Short problem: Leave out the pictures and transcribe the rest of the records exactly.

[begin Material]

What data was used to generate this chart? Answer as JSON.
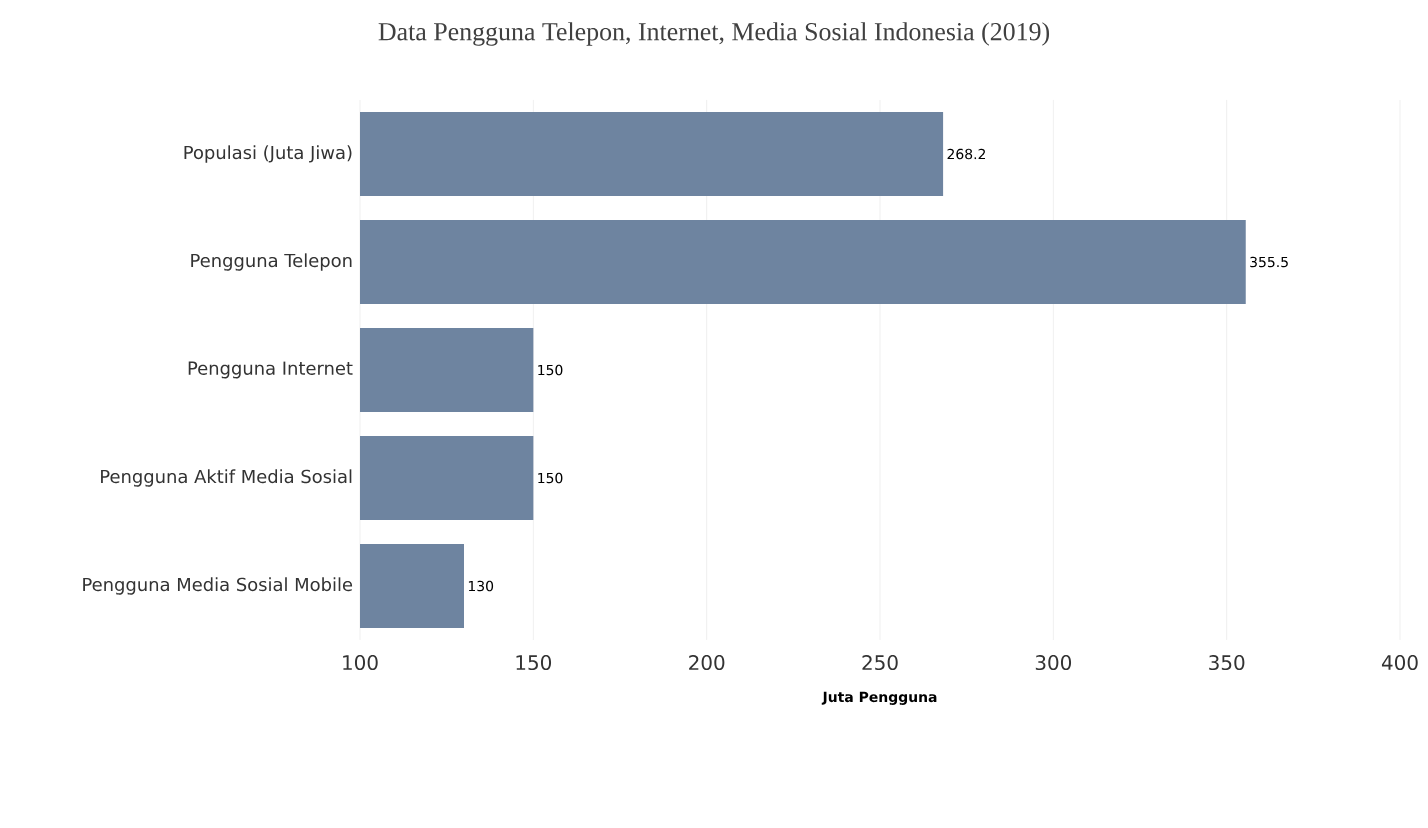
{
  "chart_data": {
    "type": "bar",
    "orientation": "horizontal",
    "title": "Data Pengguna Telepon, Internet, Media Sosial Indonesia (2019)",
    "categories": [
      "Populasi (Juta Jiwa)",
      "Pengguna Telepon",
      "Pengguna Internet",
      "Pengguna Aktif Media Sosial",
      "Pengguna Media Sosial Mobile"
    ],
    "values": [
      268.2,
      355.5,
      150,
      150,
      130
    ],
    "color": "#6e84a0",
    "xlabel": "Juta Pengguna",
    "xlim": [
      100,
      400
    ],
    "xticks": [
      100,
      150,
      200,
      250,
      300,
      350,
      400
    ],
    "grid": "x",
    "data_labels": true
  }
}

[end Material]

Correct answer:
What data was used to generate this chart? Answer as JSON.
{
  "chart_data": {
    "type": "bar",
    "orientation": "horizontal",
    "title": "Data Pengguna Telepon, Internet, Media Sosial Indonesia (2019)",
    "categories": [
      "Populasi (Juta Jiwa)",
      "Pengguna Telepon",
      "Pengguna Internet",
      "Pengguna Aktif Media Sosial",
      "Pengguna Media Sosial Mobile"
    ],
    "values": [
      268.2,
      355.5,
      150,
      150,
      130
    ],
    "color": "#6e84a0",
    "xlabel": "Juta Pengguna",
    "xlim": [
      100,
      400
    ],
    "xticks": [
      100,
      150,
      200,
      250,
      300,
      350,
      400
    ],
    "grid": "x",
    "data_labels": true
  }
}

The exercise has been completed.